51547 sc medium approval race condition with safeapprove leads to transaction reverts

Submitted on Aug 3rd 2025 at 21:11:00 UTC by @Tomioka for Attackathon | Plume Network

  • Report ID: #51547

  • Report Type: Smart Contract

  • Report severity: Medium

  • Target: https://github.com/immunefi-team/attackathon-plume-network-nucleus-boring-vault/blob/main/src/helper/DexAggregatorWrapperWithPredicateProxy.sol

  • Impacts: Temporary freezing of funds for at least 24 hours

Description

Descriptive Summary

The contract uses safeApprove without first resetting token allowances to zero. For tokens that do not follow the ERC20 approve semantics (for example, USDT), attempting to change a non-zero allowance directly to another non-zero value will revert. This causes deposit transactions to fail, creating a denial of service for affected tokens.

Brief/Intro

Multiple safeApprove calls in the contract do not reset the allowance to zero before setting it to the desired amount. Tokens such as USDT implement protections that revert when changing a non-zero allowance to a different non-zero value. The correct approach for such tokens is a two-step process: set allowance to 0 and then set it to the target amount.

Vulnerability Details

The unsafe pattern appears at multiple locations where safeApprove (or approve) is called without first resetting allowance to zero:

  • Line 338: depositAsset.safeApprove(address(aggregator), depositAmount);

  • Line 353: canonicalWrapToken.approve(address(aggregator), nativeValueToWrap);

  • Line 377: depositAsset.safeApprove(okxApprover, fromTokenAmount);

  • Line 399: supportedAsset.safeApprove(vaultAddress, supportedAssetAmount);

  • Line 400: supportedAsset.safeApprove(vaultAddress, supportedAssetAmount);

Tokens like USDT prevent changing an existing non-zero allowance to another non-zero value. Without the two-step approve (first 0, then desired amount), these calls can revert.

Material supplied –
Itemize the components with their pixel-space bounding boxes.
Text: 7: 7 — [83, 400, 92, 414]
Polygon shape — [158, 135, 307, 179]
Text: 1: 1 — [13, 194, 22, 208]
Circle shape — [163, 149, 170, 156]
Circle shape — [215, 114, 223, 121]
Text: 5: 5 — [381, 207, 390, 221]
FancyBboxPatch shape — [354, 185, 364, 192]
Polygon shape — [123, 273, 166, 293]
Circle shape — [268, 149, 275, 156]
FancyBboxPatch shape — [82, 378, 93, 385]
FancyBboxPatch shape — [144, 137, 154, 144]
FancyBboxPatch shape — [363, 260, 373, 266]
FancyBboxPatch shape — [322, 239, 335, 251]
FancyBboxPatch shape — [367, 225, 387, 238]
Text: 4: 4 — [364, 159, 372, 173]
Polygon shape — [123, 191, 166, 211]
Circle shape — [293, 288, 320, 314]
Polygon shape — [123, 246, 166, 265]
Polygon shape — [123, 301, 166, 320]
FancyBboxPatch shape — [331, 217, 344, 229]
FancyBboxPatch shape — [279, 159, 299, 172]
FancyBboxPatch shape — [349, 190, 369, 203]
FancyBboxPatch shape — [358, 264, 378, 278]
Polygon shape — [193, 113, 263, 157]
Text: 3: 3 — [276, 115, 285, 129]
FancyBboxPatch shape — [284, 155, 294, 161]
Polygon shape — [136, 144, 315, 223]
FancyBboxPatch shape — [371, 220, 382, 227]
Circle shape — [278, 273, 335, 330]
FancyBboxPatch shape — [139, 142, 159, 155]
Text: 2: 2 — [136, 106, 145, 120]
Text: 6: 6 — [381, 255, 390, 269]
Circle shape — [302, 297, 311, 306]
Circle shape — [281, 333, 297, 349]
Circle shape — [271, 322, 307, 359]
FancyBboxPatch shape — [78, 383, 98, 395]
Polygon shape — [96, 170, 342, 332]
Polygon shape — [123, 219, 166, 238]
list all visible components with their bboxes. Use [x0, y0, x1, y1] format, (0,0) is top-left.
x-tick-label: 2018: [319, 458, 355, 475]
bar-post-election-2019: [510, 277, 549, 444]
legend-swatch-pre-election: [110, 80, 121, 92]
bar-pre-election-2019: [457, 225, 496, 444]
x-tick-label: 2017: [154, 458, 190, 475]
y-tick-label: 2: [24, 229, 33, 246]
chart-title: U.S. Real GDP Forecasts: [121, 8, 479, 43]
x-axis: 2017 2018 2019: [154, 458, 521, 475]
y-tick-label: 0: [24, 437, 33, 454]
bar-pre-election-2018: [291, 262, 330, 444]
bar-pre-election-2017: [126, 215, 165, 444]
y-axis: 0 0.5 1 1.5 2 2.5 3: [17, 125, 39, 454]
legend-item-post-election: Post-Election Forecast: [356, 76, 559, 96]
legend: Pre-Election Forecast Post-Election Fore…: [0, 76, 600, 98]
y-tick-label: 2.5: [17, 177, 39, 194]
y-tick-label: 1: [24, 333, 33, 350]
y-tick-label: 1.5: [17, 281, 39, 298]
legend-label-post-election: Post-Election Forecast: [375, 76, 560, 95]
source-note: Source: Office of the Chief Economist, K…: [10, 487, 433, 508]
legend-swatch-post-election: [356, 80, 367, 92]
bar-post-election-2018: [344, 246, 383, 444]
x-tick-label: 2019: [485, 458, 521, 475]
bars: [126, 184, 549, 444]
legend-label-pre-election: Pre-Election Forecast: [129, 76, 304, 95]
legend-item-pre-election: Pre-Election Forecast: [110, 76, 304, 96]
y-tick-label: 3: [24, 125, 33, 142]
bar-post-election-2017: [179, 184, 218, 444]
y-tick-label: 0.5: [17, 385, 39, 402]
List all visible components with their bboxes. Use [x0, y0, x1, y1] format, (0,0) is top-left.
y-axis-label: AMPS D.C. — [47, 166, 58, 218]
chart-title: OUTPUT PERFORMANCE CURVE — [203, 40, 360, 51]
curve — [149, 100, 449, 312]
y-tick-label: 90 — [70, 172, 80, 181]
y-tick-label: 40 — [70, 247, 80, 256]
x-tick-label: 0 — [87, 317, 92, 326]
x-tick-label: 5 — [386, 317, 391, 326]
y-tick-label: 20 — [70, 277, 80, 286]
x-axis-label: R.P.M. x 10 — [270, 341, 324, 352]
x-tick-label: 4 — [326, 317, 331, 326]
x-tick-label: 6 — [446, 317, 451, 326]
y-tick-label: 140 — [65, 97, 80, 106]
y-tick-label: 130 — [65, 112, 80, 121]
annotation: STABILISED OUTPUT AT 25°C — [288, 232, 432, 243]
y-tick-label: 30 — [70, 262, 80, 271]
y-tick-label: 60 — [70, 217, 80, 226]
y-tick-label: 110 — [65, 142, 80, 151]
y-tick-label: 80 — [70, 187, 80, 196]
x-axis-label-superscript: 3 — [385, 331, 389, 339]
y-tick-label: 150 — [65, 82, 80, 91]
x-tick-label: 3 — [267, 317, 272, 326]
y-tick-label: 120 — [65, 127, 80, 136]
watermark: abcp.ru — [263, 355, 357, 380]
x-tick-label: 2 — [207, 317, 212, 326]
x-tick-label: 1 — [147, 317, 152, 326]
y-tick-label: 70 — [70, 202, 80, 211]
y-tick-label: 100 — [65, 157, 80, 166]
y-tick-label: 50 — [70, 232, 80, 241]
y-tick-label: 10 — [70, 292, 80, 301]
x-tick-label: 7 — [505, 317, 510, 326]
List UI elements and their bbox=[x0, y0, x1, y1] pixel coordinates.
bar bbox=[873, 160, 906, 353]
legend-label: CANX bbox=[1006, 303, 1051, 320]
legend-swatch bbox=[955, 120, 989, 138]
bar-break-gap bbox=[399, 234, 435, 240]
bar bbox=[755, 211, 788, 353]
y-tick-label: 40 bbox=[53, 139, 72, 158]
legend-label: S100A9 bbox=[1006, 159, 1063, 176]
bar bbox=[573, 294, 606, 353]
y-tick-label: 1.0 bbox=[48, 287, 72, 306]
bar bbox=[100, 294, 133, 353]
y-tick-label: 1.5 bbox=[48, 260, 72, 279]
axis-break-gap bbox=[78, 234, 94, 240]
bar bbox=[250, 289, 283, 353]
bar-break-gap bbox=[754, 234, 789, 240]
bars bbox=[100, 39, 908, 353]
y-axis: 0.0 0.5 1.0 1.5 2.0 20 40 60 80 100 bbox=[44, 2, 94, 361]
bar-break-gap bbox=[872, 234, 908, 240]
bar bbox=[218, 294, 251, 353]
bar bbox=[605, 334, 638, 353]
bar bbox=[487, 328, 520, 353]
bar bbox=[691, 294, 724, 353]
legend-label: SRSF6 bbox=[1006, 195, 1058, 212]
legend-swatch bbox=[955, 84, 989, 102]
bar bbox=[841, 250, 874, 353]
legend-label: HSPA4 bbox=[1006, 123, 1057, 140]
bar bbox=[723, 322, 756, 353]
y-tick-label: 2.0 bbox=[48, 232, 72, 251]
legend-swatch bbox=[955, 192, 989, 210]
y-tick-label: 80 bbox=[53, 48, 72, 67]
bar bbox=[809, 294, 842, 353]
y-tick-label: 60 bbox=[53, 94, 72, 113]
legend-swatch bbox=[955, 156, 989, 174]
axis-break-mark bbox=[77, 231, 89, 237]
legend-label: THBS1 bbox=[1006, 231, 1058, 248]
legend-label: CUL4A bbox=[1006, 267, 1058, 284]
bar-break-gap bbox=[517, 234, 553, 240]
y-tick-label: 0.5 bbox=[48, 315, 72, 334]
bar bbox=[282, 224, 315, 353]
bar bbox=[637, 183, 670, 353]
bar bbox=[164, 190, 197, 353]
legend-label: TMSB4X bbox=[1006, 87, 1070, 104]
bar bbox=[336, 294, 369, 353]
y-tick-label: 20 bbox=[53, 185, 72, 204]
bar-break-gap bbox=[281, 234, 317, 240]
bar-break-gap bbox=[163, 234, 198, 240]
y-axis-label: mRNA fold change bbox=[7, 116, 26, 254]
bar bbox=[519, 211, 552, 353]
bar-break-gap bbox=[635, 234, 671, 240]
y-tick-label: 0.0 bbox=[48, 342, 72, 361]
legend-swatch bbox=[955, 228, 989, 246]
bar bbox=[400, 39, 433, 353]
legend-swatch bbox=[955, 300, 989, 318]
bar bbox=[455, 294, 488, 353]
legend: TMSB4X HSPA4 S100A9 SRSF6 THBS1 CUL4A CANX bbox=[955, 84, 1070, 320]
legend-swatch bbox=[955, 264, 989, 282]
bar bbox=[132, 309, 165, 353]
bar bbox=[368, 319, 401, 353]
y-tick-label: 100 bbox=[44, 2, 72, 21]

Assignment 1 –
Translate this sentence from the safeApprove vulnerability report into French: "Tokens like USDT prevent changing an existing non-zero allowance to another non-zero value."
Assignment 2 –
Reproduce everything in the safeApprove vulnerability report from "The contract uses" down to "the target amount.".

Exercise answer 1 –
Les jetons tels que USDT empêchent de remplacer une autorisation non nulle existante par une autre valeur non nulle.

Exercise answer 2 –
The contract uses safeApprove without first resetting token allowances to zero. For tokens that do not follow the ERC20 approve semantics (for example, USDT), attempting to change a non-zero allowance directly to another non-zero value will revert. This causes deposit transactions to fail, creating a denial of service for affected tokens.

Brief/Intro

Multiple safeApprove calls in the contract do not reset the allowance to zero before setting it to the desired amount. Tokens such as USDT implement protections that revert when changing a non-zero allowance to a different non-zero value. The correct approach for such tokens is a two-step process: set allowance to 0 and then set it to the target amount.